(Rows from a figure dataset)
——————

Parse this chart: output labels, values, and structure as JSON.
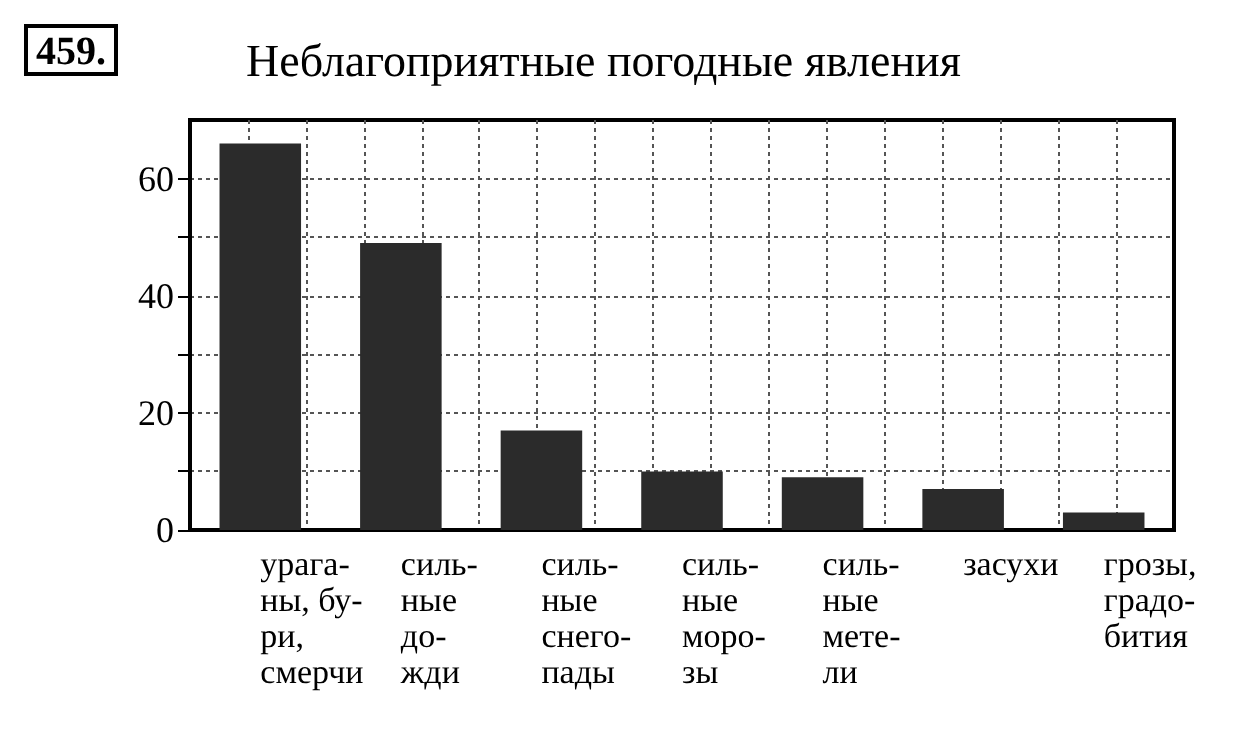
{
  "chart_data": {
    "type": "bar",
    "title": "Неблагоприятные погодные явления",
    "annotations": [
      "459."
    ],
    "categories": [
      "урага-\nны, бу-\nри,\nсмерчи",
      "силь-\nные\nдо-\nжди",
      "силь-\nные\nснего-\nпады",
      "силь-\nные\nморо-\nзы",
      "силь-\nные\nмете-\nли",
      "засухи",
      "грозы,\nградо-\nбития"
    ],
    "values": [
      66,
      49,
      17,
      10,
      9,
      7,
      3
    ],
    "color": "#2b2b2b",
    "ylim": [
      0,
      70
    ],
    "yticks": [
      0,
      {
        "value": 10,
        "label": null
      },
      20,
      {
        "value": 30,
        "label": null
      },
      40,
      {
        "value": 50,
        "label": null
      },
      60
    ],
    "grid": true
  }
}
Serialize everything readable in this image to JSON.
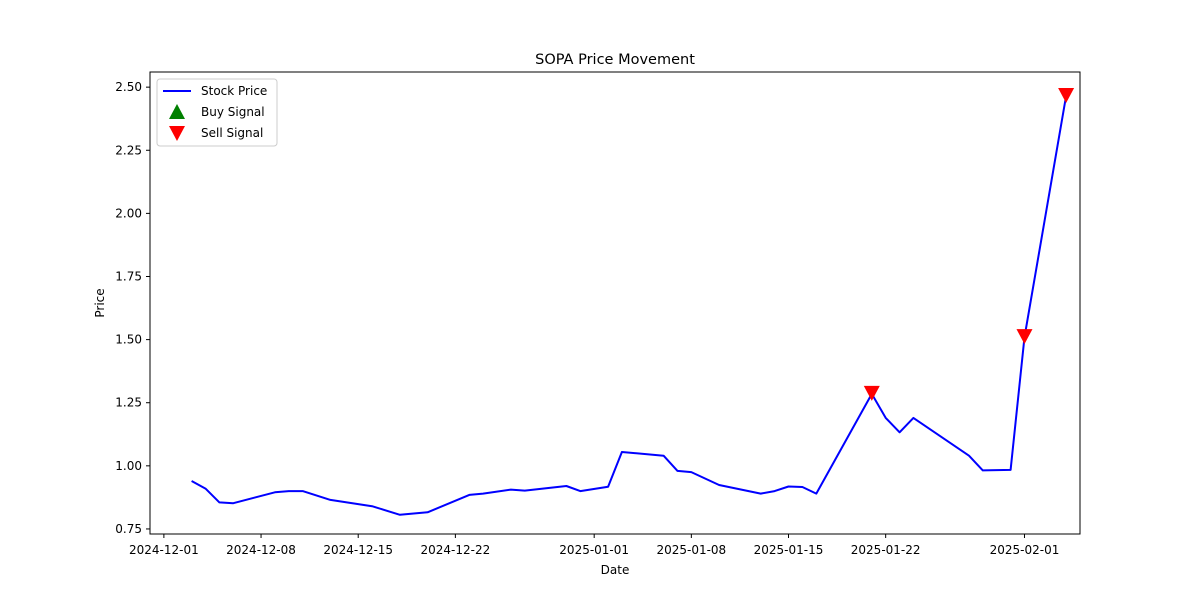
{
  "chart_data": {
    "type": "line",
    "title": "SOPA Price Movement",
    "xlabel": "Date",
    "ylabel": "Price",
    "xlim": [
      "2024-11-30",
      "2025-02-05"
    ],
    "ylim": [
      0.73,
      2.56
    ],
    "x_ticks": [
      "2024-12-01",
      "2024-12-08",
      "2024-12-15",
      "2024-12-22",
      "2025-01-01",
      "2025-01-08",
      "2025-01-15",
      "2025-01-22",
      "2025-02-01"
    ],
    "y_ticks": [
      "0.75",
      "1.00",
      "1.25",
      "1.50",
      "1.75",
      "2.00",
      "2.25",
      "2.50"
    ],
    "grid": false,
    "legend_position": "top-left",
    "series": [
      {
        "name": "Stock Price",
        "color": "#0000ff",
        "points": [
          [
            "2024-12-03",
            0.94
          ],
          [
            "2024-12-04",
            0.91
          ],
          [
            "2024-12-05",
            0.855
          ],
          [
            "2024-12-06",
            0.852
          ],
          [
            "2024-12-09",
            0.895
          ],
          [
            "2024-12-10",
            0.9
          ],
          [
            "2024-12-11",
            0.9
          ],
          [
            "2024-12-13",
            0.865
          ],
          [
            "2024-12-16",
            0.84
          ],
          [
            "2024-12-18",
            0.806
          ],
          [
            "2024-12-20",
            0.816
          ],
          [
            "2024-12-23",
            0.885
          ],
          [
            "2024-12-24",
            0.89
          ],
          [
            "2024-12-26",
            0.906
          ],
          [
            "2024-12-27",
            0.902
          ],
          [
            "2024-12-30",
            0.92
          ],
          [
            "2024-12-31",
            0.9
          ],
          [
            "2025-01-02",
            0.917
          ],
          [
            "2025-01-03",
            1.055
          ],
          [
            "2025-01-06",
            1.04
          ],
          [
            "2025-01-07",
            0.98
          ],
          [
            "2025-01-08",
            0.975
          ],
          [
            "2025-01-10",
            0.924
          ],
          [
            "2025-01-13",
            0.89
          ],
          [
            "2025-01-14",
            0.9
          ],
          [
            "2025-01-15",
            0.918
          ],
          [
            "2025-01-16",
            0.916
          ],
          [
            "2025-01-17",
            0.89
          ],
          [
            "2025-01-21",
            1.285
          ],
          [
            "2025-01-22",
            1.19
          ],
          [
            "2025-01-23",
            1.133
          ],
          [
            "2025-01-24",
            1.19
          ],
          [
            "2025-01-28",
            1.04
          ],
          [
            "2025-01-29",
            0.982
          ],
          [
            "2025-01-31",
            0.984
          ],
          [
            "2025-02-01",
            1.51
          ],
          [
            "2025-02-04",
            2.465
          ]
        ]
      }
    ],
    "buy_signals": {
      "name": "Buy Signal",
      "color": "#008000",
      "marker": "triangle-up",
      "points": []
    },
    "sell_signals": {
      "name": "Sell Signal",
      "color": "#ff0000",
      "marker": "triangle-down",
      "points": [
        [
          "2025-01-21",
          1.285
        ],
        [
          "2025-02-01",
          1.51
        ],
        [
          "2025-02-04",
          2.465
        ]
      ]
    }
  }
}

——————

* [EXERCISE BRIEF]: Copy out every line of the material above exactly, skipping the pictures.

* [OUTPUT OF THE TASK]:
Parse this chart: output labels, values, and structure as JSON.
{
  "chart_data": {
    "type": "bar",
    "title": "Неблагоприятные погодные явления",
    "annotations": [
      "459."
    ],
    "categories": [
      "урага-\nны, бу-\nри,\nсмерчи",
      "силь-\nные\nдо-\nжди",
      "силь-\nные\nснего-\nпады",
      "силь-\nные\nморо-\nзы",
      "силь-\nные\nмете-\nли",
      "засухи",
      "грозы,\nградо-\nбития"
    ],
    "values": [
      66,
      49,
      17,
      10,
      9,
      7,
      3
    ],
    "color": "#2b2b2b",
    "ylim": [
      0,
      70
    ],
    "yticks": [
      0,
      {
        "value": 10,
        "label": null
      },
      20,
      {
        "value": 30,
        "label": null
      },
      40,
      {
        "value": 50,
        "label": null
      },
      60
    ],
    "grid": true
  }
}
Serialize everything readable in this image to JSON.
{
  "chart_data": {
    "type": "line",
    "title": "SOPA Price Movement",
    "xlabel": "Date",
    "ylabel": "Price",
    "xlim": [
      "2024-11-30",
      "2025-02-05"
    ],
    "ylim": [
      0.73,
      2.56
    ],
    "x_ticks": [
      "2024-12-01",
      "2024-12-08",
      "2024-12-15",
      "2024-12-22",
      "2025-01-01",
      "2025-01-08",
      "2025-01-15",
      "2025-01-22",
      "2025-02-01"
    ],
    "y_ticks": [
      "0.75",
      "1.00",
      "1.25",
      "1.50",
      "1.75",
      "2.00",
      "2.25",
      "2.50"
    ],
    "grid": false,
    "legend_position": "top-left",
    "series": [
      {
        "name": "Stock Price",
        "color": "#0000ff",
        "points": [
          [
            "2024-12-03",
            0.94
          ],
          [
            "2024-12-04",
            0.91
          ],
          [
            "2024-12-05",
            0.855
          ],
          [
            "2024-12-06",
            0.852
          ],
          [
            "2024-12-09",
            0.895
          ],
          [
            "2024-12-10",
            0.9
          ],
          [
            "2024-12-11",
            0.9
          ],
          [
            "2024-12-13",
            0.865
          ],
          [
            "2024-12-16",
            0.84
          ],
          [
            "2024-12-18",
            0.806
          ],
          [
            "2024-12-20",
            0.816
          ],
          [
            "2024-12-23",
            0.885
          ],
          [
            "2024-12-24",
            0.89
          ],
          [
            "2024-12-26",
            0.906
          ],
          [
            "2024-12-27",
            0.902
          ],
          [
            "2024-12-30",
            0.92
          ],
          [
            "2024-12-31",
            0.9
          ],
          [
            "2025-01-02",
            0.917
          ],
          [
            "2025-01-03",
            1.055
          ],
          [
            "2025-01-06",
            1.04
          ],
          [
            "2025-01-07",
            0.98
          ],
          [
            "2025-01-08",
            0.975
          ],
          [
            "2025-01-10",
            0.924
          ],
          [
            "2025-01-13",
            0.89
          ],
          [
            "2025-01-14",
            0.9
          ],
          [
            "2025-01-15",
            0.918
          ],
          [
            "2025-01-16",
            0.916
          ],
          [
            "2025-01-17",
            0.89
          ],
          [
            "2025-01-21",
            1.285
          ],
          [
            "2025-01-22",
            1.19
          ],
          [
            "2025-01-23",
            1.133
          ],
          [
            "2025-01-24",
            1.19
          ],
          [
            "2025-01-28",
            1.04
          ],
          [
            "2025-01-29",
            0.982
          ],
          [
            "2025-01-31",
            0.984
          ],
          [
            "2025-02-01",
            1.51
          ],
          [
            "2025-02-04",
            2.465
          ]
        ]
      }
    ],
    "buy_signals": {
      "name": "Buy Signal",
      "color": "#008000",
      "marker": "triangle-up",
      "points": []
    },
    "sell_signals": {
      "name": "Sell Signal",
      "color": "#ff0000",
      "marker": "triangle-down",
      "points": [
        [
          "2025-01-21",
          1.285
        ],
        [
          "2025-02-01",
          1.51
        ],
        [
          "2025-02-04",
          2.465
        ]
      ]
    }
  }
}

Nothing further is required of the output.